● SOURCE RECORDS
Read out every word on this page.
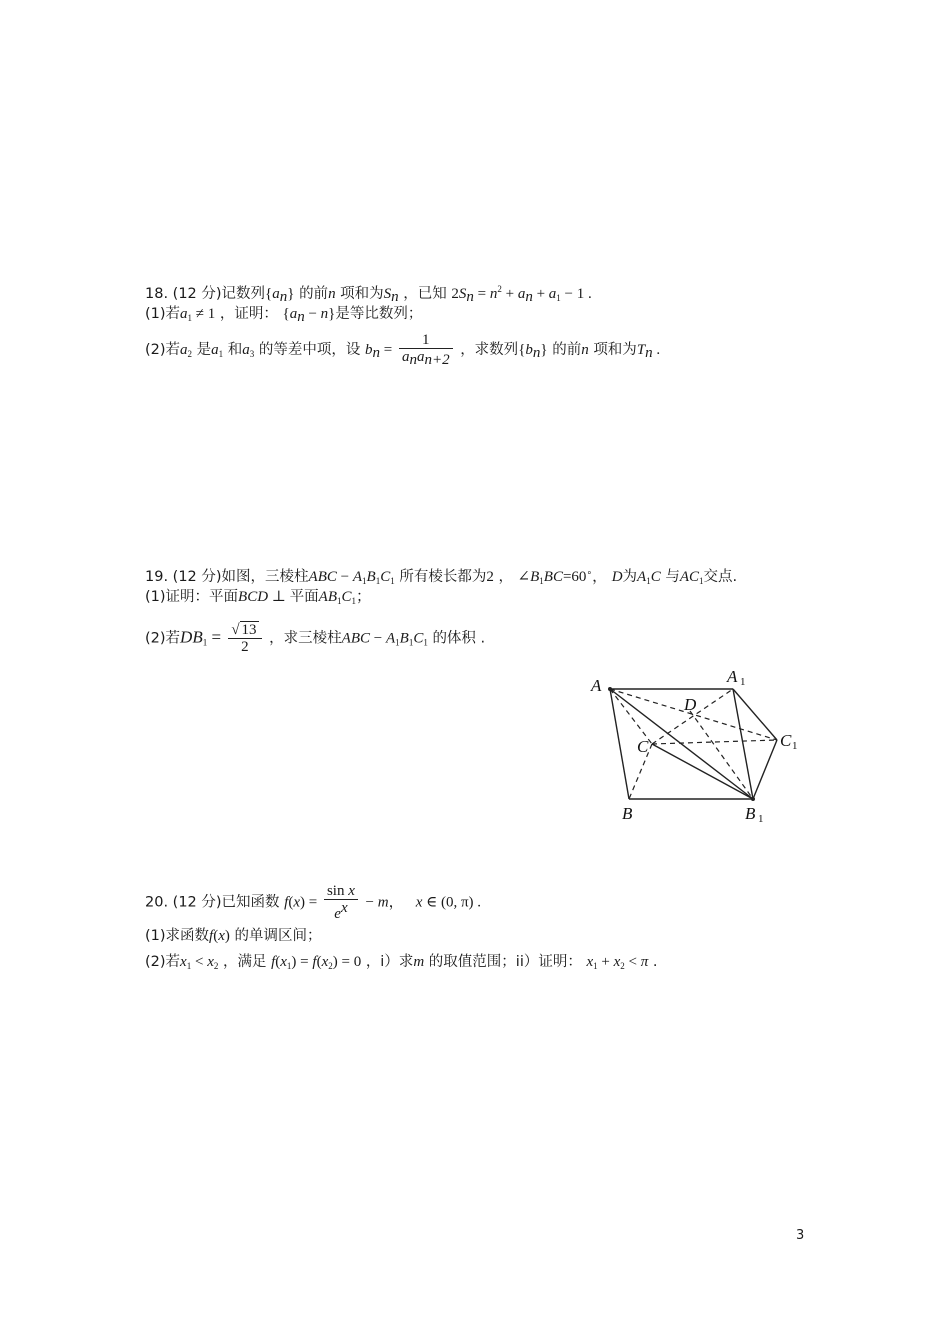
18. (12 分)记数列$\{a_n\}$ 的前n 项和为$S_n$ ，已知 $2S_n = n^2 + a_n + a_1 - 1$ .
(1)若$a_1 \ne 1$ ，证明： $\{a_n - n\}$是等比数列；
(2)若$a_2$ 是$a_1$ 和$a_3$ 的等差中项，设 $b_n = \frac{1}{a_na_{n+2}}$ ，求数列$\{b_n\}$ 的前n 项和为$T_n$ .
19. (12 分)如图，三棱柱ABC − $A_1B_1C_1$ 所有棱长都为2 ， $\angle B_1BC=60^\circ$， D为$A_1C$ 与$AC_1$交点.
(1)证明：平面BCD ⊥ 平面$AB_1C_1$；
(2)若$DB_1 = \frac{√ 13}{2}$ ，求三棱柱ABC − $A_1B_1C_1$ 的体积 .
A	A 1
B	B 1
C	C 1
D
20. (12 分)已知函数 $f(x) = \frac{\text{sin x}}{e^x} - m$，   x ∈ (0, π) .
(1)求函数f(x) 的单调区间；
(2)若$x_1 < x_2$ ，满足 $f(x_1) = f(x_2) = 0$ ，i）求m 的取值范围；ii）证明： $x_1 + x_2 < \pi$ .
3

● WHAT THE TASK REQUIRES
Output every entry word for word, but omit the pictures.

● EXERCISE SOLUTION
Read out every word on this page.
18. (12 分)记数列$\{a_n\}$ 的前n 项和为$S_n$ ，已知 $2S_n = n^2 + a_n + a_1 - 1$ .
(1)若$a_1 \ne 1$ ，证明： $\{a_n - n\}$是等比数列；
(2)若$a_2$ 是$a_1$ 和$a_3$ 的等差中项，设 $b_n = \frac{1}{a_na_{n+2}}$ ，求数列$\{b_n\}$ 的前n 项和为$T_n$ .
19. (12 分)如图，三棱柱ABC − $A_1B_1C_1$ 所有棱长都为2 ， $\angle B_1BC=60^\circ$， D为$A_1C$ 与$AC_1$交点.
(1)证明：平面BCD ⊥ 平面$AB_1C_1$；
(2)若$DB_1 = \frac{√ 13}{2}$ ，求三棱柱ABC − $A_1B_1C_1$ 的体积 .
A	A 1
B	B 1
C	C 1
D
20. (12 分)已知函数 $f(x) = \frac{\text{sin x}}{e^x} - m$，   x ∈ (0, π) .
(1)求函数f(x) 的单调区间；
(2)若$x_1 < x_2$ ，满足 $f(x_1) = f(x_2) = 0$ ，i）求m 的取值范围；ii）证明： $x_1 + x_2 < \pi$ .
3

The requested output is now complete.